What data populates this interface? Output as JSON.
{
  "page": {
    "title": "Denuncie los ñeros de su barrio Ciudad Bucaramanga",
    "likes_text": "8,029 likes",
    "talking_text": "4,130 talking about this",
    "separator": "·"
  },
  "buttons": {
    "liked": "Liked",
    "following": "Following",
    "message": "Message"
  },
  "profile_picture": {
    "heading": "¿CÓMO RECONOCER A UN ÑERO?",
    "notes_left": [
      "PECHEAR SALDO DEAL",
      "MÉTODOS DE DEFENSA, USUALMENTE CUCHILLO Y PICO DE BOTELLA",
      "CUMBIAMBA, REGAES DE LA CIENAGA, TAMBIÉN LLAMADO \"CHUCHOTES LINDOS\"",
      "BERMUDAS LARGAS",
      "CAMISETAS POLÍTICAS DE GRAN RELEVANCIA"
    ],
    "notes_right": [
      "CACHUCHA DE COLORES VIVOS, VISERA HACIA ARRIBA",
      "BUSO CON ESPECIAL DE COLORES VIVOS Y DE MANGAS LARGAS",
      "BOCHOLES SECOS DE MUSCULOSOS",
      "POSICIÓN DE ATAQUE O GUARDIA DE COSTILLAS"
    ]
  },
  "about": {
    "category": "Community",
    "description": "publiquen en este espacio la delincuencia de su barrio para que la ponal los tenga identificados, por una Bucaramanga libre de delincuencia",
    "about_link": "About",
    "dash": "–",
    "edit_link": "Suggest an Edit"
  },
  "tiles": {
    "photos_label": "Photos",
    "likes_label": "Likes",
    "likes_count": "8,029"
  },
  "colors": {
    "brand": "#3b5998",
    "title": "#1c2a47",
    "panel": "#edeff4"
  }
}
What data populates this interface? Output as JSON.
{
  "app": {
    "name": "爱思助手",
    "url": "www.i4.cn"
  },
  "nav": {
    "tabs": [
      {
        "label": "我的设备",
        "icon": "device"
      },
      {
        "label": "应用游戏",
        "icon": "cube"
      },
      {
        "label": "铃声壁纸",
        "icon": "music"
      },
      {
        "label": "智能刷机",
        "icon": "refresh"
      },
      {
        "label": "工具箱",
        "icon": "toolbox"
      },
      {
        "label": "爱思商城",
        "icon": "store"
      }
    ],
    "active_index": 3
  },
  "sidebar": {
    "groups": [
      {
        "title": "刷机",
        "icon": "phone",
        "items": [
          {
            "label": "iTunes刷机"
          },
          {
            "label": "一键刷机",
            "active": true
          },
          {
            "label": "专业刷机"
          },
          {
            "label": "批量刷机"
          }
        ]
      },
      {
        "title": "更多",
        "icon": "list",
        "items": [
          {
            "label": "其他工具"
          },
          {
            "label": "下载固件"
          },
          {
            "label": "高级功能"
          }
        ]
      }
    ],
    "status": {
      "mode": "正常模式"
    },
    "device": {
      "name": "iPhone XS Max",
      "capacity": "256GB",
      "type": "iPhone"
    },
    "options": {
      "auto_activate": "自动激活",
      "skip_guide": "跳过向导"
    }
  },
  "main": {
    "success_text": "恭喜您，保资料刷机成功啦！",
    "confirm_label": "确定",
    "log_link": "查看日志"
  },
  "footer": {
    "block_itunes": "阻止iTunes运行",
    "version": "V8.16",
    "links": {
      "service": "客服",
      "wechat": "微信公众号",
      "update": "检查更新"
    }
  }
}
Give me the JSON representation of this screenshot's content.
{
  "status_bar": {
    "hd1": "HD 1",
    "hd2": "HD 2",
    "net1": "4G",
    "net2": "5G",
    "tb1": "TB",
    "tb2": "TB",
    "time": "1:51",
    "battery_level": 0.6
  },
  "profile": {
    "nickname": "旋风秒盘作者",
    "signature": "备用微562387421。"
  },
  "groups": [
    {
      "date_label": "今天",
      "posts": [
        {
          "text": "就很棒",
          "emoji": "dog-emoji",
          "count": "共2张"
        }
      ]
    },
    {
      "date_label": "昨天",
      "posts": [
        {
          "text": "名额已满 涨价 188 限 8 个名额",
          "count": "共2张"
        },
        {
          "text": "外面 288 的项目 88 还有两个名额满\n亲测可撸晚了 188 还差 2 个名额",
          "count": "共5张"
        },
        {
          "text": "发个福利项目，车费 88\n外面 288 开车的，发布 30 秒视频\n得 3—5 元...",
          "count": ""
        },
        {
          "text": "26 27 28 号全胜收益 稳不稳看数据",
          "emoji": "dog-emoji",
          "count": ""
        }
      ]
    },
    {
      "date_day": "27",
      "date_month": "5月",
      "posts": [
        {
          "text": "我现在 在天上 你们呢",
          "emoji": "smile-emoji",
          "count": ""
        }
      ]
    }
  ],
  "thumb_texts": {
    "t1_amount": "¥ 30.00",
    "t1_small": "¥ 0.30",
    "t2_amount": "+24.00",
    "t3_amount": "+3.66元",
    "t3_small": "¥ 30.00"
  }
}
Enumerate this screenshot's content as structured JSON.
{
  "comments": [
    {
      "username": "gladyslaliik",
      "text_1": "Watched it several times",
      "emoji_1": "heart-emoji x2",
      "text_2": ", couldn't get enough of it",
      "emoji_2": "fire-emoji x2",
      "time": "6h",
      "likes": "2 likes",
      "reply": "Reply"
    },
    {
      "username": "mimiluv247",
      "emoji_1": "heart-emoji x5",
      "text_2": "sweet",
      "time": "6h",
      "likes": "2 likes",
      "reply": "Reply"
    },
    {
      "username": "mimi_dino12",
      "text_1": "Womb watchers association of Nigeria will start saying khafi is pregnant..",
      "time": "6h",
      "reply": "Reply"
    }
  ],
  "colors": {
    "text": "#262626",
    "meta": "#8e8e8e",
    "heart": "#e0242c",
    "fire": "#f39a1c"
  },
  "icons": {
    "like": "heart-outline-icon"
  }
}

= = = =

◆ **Task details**: Reproduce the listing in full. Keep it exactly as written.

◆ **Result**:
What data populates this interface? Output as JSON.
{
  "page": {
    "title": "Denuncie los ñeros de su barrio Ciudad Bucaramanga",
    "likes_text": "8,029 likes",
    "talking_text": "4,130 talking about this",
    "separator": "·"
  },
  "buttons": {
    "liked": "Liked",
    "following": "Following",
    "message": "Message"
  },
  "profile_picture": {
    "heading": "¿CÓMO RECONOCER A UN ÑERO?",
    "notes_left": [
      "PECHEAR SALDO DEAL",
      "MÉTODOS DE DEFENSA, USUALMENTE CUCHILLO Y PICO DE BOTELLA",
      "CUMBIAMBA, REGAES DE LA CIENAGA, TAMBIÉN LLAMADO \"CHUCHOTES LINDOS\"",
      "BERMUDAS LARGAS",
      "CAMISETAS POLÍTICAS DE GRAN RELEVANCIA"
    ],
    "notes_right": [
      "CACHUCHA DE COLORES VIVOS, VISERA HACIA ARRIBA",
      "BUSO CON ESPECIAL DE COLORES VIVOS Y DE MANGAS LARGAS",
      "BOCHOLES SECOS DE MUSCULOSOS",
      "POSICIÓN DE ATAQUE O GUARDIA DE COSTILLAS"
    ]
  },
  "about": {
    "category": "Community",
    "description": "publiquen en este espacio la delincuencia de su barrio para que la ponal los tenga identificados, por una Bucaramanga libre de delincuencia",
    "about_link": "About",
    "dash": "–",
    "edit_link": "Suggest an Edit"
  },
  "tiles": {
    "photos_label": "Photos",
    "likes_label": "Likes",
    "likes_count": "8,029"
  },
  "colors": {
    "brand": "#3b5998",
    "title": "#1c2a47",
    "panel": "#edeff4"
  }
}
What data populates this interface? Output as JSON.
{
  "app": {
    "name": "爱思助手",
    "url": "www.i4.cn"
  },
  "nav": {
    "tabs": [
      {
        "label": "我的设备",
        "icon": "device"
      },
      {
        "label": "应用游戏",
        "icon": "cube"
      },
      {
        "label": "铃声壁纸",
        "icon": "music"
      },
      {
        "label": "智能刷机",
        "icon": "refresh"
      },
      {
        "label": "工具箱",
        "icon": "toolbox"
      },
      {
        "label": "爱思商城",
        "icon": "store"
      }
    ],
    "active_index": 3
  },
  "sidebar": {
    "groups": [
      {
        "title": "刷机",
        "icon": "phone",
        "items": [
          {
            "label": "iTunes刷机"
          },
          {
            "label": "一键刷机",
            "active": true
          },
          {
            "label": "专业刷机"
          },
          {
            "label": "批量刷机"
          }
        ]
      },
      {
        "title": "更多",
        "icon": "list",
        "items": [
          {
            "label": "其他工具"
          },
          {
            "label": "下载固件"
          },
          {
            "label": "高级功能"
          }
        ]
      }
    ],
    "status": {
      "mode": "正常模式"
    },
    "device": {
      "name": "iPhone XS Max",
      "capacity": "256GB",
      "type": "iPhone"
    },
    "options": {
      "auto_activate": "自动激活",
      "skip_guide": "跳过向导"
    }
  },
  "main": {
    "success_text": "恭喜您，保资料刷机成功啦！",
    "confirm_label": "确定",
    "log_link": "查看日志"
  },
  "footer": {
    "block_itunes": "阻止iTunes运行",
    "version": "V8.16",
    "links": {
      "service": "客服",
      "wechat": "微信公众号",
      "update": "检查更新"
    }
  }
}
Give me the JSON representation of this screenshot's content.
{
  "status_bar": {
    "hd1": "HD 1",
    "hd2": "HD 2",
    "net1": "4G",
    "net2": "5G",
    "tb1": "TB",
    "tb2": "TB",
    "time": "1:51",
    "battery_level": 0.6
  },
  "profile": {
    "nickname": "旋风秒盘作者",
    "signature": "备用微562387421。"
  },
  "groups": [
    {
      "date_label": "今天",
      "posts": [
        {
          "text": "就很棒",
          "emoji": "dog-emoji",
          "count": "共2张"
        }
      ]
    },
    {
      "date_label": "昨天",
      "posts": [
        {
          "text": "名额已满 涨价 188 限 8 个名额",
          "count": "共2张"
        },
        {
          "text": "外面 288 的项目 88 还有两个名额满\n亲测可撸晚了 188 还差 2 个名额",
          "count": "共5张"
        },
        {
          "text": "发个福利项目，车费 88\n外面 288 开车的，发布 30 秒视频\n得 3—5 元...",
          "count": ""
        },
        {
          "text": "26 27 28 号全胜收益 稳不稳看数据",
          "emoji": "dog-emoji",
          "count": ""
        }
      ]
    },
    {
      "date_day": "27",
      "date_month": "5月",
      "posts": [
        {
          "text": "我现在 在天上 你们呢",
          "emoji": "smile-emoji",
          "count": ""
        }
      ]
    }
  ],
  "thumb_texts": {
    "t1_amount": "¥ 30.00",
    "t1_small": "¥ 0.30",
    "t2_amount": "+24.00",
    "t3_amount": "+3.66元",
    "t3_small": "¥ 30.00"
  }
}
Enumerate this screenshot's content as structured JSON.
{
  "comments": [
    {
      "username": "gladyslaliik",
      "text_1": "Watched it several times",
      "emoji_1": "heart-emoji x2",
      "text_2": ", couldn't get enough of it",
      "emoji_2": "fire-emoji x2",
      "time": "6h",
      "likes": "2 likes",
      "reply": "Reply"
    },
    {
      "username": "mimiluv247",
      "emoji_1": "heart-emoji x5",
      "text_2": "sweet",
      "time": "6h",
      "likes": "2 likes",
      "reply": "Reply"
    },
    {
      "username": "mimi_dino12",
      "text_1": "Womb watchers association of Nigeria will start saying khafi is pregnant..",
      "time": "6h",
      "reply": "Reply"
    }
  ],
  "colors": {
    "text": "#262626",
    "meta": "#8e8e8e",
    "heart": "#e0242c",
    "fire": "#f39a1c"
  },
  "icons": {
    "like": "heart-outline-icon"
  }
}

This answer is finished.